The problem ->
Among the lines below, count those containing the word "kind". Give the number only.

Exercise input ->
──────────

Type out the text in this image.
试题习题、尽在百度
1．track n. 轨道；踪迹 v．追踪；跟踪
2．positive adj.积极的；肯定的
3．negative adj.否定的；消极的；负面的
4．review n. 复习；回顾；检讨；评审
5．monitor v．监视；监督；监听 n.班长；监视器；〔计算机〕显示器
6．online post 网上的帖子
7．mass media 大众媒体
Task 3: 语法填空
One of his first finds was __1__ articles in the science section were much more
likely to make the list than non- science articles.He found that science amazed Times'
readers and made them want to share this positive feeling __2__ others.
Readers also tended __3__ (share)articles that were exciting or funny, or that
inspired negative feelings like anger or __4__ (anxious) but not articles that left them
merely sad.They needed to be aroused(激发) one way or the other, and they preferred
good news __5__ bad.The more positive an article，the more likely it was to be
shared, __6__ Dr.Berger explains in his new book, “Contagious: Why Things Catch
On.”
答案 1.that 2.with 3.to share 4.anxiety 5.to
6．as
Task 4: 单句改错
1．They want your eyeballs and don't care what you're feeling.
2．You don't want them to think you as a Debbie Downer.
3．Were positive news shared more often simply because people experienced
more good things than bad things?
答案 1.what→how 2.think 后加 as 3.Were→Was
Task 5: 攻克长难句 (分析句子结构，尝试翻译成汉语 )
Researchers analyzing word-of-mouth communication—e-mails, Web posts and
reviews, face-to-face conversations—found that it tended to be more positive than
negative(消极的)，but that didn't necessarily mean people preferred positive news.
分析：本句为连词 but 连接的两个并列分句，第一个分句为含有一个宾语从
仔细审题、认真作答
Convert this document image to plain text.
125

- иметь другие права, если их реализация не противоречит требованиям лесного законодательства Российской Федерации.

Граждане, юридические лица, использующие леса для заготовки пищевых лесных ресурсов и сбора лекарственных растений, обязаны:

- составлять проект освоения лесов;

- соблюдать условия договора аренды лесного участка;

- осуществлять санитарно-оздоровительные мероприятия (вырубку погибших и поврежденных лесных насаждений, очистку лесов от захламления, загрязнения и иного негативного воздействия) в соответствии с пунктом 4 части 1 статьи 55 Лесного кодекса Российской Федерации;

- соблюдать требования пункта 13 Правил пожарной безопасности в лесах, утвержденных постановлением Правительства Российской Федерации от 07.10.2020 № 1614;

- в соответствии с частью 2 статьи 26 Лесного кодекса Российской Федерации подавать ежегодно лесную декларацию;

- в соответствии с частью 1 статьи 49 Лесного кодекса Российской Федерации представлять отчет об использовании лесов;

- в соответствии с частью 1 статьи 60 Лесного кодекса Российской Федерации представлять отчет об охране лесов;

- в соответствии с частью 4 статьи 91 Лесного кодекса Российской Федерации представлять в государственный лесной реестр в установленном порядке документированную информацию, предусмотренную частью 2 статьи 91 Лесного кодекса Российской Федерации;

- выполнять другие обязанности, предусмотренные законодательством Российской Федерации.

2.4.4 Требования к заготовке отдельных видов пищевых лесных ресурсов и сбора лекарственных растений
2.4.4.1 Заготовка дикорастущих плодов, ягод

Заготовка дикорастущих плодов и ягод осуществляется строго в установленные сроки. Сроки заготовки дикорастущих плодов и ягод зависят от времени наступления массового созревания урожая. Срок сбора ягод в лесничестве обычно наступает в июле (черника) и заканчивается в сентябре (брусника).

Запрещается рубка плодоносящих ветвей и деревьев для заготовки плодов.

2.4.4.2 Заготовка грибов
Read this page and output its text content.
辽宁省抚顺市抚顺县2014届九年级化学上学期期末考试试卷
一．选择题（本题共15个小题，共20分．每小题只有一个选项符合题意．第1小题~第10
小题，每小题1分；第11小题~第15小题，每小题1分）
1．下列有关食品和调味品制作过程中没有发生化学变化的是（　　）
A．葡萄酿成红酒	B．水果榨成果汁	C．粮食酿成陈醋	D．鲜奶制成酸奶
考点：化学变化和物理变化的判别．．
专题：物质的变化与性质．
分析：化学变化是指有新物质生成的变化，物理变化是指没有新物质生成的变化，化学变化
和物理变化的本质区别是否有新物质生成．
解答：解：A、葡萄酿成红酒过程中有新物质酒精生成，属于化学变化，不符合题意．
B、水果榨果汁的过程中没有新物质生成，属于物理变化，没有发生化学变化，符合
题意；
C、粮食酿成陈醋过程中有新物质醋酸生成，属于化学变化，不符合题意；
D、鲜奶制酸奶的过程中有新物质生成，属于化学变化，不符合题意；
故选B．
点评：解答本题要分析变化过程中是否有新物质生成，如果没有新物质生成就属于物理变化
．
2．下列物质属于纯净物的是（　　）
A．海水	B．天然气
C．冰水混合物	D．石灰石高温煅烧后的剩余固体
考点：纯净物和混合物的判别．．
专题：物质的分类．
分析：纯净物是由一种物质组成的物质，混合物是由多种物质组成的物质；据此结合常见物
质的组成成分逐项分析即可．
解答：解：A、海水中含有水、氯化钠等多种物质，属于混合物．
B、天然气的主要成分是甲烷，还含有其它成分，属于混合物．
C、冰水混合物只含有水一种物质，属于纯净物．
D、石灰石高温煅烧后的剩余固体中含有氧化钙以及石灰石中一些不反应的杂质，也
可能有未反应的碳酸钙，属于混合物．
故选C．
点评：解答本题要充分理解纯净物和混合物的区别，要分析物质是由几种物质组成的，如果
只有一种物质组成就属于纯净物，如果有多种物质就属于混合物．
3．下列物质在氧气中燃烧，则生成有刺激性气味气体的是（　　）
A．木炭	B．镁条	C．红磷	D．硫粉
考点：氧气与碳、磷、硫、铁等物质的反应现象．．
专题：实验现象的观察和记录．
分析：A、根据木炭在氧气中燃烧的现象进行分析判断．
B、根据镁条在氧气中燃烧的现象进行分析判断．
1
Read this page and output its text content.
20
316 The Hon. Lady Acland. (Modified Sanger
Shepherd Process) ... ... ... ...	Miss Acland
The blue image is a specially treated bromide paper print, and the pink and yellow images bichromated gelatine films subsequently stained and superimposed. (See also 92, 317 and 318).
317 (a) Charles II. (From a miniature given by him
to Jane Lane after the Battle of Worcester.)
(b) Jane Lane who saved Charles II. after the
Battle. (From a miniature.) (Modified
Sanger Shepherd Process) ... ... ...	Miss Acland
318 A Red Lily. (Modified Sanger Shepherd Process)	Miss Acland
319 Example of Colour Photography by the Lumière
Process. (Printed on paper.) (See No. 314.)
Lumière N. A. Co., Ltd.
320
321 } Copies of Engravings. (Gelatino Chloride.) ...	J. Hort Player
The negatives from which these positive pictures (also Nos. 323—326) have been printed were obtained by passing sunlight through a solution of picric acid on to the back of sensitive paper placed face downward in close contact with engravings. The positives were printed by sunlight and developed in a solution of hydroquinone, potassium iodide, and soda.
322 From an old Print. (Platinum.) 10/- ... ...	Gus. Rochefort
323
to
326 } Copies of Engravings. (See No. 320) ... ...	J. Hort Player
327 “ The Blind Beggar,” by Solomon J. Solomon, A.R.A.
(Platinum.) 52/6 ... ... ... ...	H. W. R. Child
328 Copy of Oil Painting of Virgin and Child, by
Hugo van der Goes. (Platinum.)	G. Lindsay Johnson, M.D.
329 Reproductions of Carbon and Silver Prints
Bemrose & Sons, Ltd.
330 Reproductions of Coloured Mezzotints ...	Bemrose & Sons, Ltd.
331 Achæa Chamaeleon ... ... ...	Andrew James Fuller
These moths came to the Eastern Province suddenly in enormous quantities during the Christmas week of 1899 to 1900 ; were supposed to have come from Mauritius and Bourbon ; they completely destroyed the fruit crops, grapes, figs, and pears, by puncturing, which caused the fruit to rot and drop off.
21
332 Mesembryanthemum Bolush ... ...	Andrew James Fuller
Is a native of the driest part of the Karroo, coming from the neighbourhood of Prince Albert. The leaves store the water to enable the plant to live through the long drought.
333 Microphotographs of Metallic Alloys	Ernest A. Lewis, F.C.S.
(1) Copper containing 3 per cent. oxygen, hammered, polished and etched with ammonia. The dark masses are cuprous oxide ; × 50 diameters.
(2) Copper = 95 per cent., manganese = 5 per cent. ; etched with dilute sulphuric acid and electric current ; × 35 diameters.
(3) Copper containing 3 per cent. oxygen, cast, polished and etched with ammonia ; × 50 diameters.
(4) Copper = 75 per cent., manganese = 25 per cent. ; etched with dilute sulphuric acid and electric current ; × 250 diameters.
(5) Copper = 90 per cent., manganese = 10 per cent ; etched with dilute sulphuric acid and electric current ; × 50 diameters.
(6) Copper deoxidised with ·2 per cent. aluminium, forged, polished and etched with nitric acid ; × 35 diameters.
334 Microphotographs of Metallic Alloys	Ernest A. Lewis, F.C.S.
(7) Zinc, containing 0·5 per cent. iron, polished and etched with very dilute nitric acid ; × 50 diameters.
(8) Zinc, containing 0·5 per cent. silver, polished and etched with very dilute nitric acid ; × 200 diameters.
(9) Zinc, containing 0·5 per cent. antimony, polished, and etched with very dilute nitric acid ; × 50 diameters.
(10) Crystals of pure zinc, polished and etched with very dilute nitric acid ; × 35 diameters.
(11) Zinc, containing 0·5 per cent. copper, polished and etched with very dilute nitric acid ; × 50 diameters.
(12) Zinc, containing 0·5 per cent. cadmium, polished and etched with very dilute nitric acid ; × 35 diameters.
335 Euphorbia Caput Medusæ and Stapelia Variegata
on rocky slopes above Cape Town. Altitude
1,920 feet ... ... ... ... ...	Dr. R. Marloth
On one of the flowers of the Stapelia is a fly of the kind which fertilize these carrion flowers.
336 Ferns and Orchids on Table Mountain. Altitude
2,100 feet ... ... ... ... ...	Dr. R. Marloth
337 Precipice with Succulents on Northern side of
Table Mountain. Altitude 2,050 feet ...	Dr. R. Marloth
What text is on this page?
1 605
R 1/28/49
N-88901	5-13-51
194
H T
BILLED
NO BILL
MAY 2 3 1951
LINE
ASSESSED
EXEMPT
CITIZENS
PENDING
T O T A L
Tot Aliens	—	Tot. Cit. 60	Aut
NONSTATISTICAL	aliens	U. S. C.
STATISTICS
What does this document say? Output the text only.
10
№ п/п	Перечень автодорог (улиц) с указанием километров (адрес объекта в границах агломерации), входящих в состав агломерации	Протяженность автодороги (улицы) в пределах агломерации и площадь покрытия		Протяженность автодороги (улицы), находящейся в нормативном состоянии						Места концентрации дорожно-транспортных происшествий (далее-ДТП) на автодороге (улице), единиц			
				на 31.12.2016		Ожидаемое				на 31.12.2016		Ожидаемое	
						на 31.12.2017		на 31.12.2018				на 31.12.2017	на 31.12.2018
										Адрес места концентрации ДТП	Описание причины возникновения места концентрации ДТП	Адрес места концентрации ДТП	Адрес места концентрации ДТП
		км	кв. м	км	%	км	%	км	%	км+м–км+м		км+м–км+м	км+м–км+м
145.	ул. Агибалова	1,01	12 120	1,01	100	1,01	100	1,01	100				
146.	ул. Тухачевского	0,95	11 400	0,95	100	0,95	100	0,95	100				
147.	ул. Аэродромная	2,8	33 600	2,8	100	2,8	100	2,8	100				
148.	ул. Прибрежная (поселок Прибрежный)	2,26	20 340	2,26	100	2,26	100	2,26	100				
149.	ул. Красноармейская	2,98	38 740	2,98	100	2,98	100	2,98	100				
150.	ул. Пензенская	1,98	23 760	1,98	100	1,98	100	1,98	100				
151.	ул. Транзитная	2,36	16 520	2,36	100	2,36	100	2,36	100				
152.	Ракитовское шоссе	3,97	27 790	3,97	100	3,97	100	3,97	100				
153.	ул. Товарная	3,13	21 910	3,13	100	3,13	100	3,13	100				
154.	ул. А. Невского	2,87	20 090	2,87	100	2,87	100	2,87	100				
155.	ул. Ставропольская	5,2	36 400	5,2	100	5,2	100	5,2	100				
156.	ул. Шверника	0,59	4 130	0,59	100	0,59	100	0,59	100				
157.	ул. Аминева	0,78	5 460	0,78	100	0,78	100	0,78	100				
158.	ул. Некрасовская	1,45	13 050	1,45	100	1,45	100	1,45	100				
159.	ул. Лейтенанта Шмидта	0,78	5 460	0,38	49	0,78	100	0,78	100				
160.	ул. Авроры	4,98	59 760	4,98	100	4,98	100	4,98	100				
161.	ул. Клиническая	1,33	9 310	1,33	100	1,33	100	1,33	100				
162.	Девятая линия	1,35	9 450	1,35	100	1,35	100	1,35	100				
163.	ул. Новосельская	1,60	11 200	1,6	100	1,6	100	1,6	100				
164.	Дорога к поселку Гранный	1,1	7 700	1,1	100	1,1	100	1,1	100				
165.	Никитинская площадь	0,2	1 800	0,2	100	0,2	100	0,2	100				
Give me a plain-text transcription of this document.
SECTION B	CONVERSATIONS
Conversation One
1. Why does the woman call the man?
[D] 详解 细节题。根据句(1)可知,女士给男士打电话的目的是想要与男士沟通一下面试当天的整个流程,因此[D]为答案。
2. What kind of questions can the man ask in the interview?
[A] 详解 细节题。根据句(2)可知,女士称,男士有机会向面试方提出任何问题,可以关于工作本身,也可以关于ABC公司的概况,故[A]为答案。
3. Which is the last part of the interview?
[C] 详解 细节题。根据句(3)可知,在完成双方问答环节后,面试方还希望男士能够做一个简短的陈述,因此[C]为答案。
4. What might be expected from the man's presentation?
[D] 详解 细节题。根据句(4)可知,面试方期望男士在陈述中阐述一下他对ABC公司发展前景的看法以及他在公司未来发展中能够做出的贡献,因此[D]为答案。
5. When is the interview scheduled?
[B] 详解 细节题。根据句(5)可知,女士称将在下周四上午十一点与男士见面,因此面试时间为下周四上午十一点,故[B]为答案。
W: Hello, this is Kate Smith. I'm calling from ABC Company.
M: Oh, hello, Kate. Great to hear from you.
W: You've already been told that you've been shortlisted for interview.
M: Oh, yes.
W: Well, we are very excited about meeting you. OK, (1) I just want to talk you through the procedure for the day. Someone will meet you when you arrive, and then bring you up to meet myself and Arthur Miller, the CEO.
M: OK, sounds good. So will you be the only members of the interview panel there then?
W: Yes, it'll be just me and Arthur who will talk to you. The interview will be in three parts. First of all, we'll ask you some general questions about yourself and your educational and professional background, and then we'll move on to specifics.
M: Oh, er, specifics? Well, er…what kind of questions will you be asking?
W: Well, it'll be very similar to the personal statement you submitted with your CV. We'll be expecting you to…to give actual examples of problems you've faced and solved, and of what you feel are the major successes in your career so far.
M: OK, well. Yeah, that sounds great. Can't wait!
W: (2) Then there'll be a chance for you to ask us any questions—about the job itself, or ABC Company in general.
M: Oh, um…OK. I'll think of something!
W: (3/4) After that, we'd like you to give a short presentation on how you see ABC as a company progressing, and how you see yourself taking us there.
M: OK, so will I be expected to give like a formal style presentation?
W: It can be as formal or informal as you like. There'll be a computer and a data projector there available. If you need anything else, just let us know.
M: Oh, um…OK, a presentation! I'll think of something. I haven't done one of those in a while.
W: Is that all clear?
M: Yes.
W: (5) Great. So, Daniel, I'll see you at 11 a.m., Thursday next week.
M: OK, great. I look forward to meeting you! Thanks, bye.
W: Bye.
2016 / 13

──────────

Full output ->
3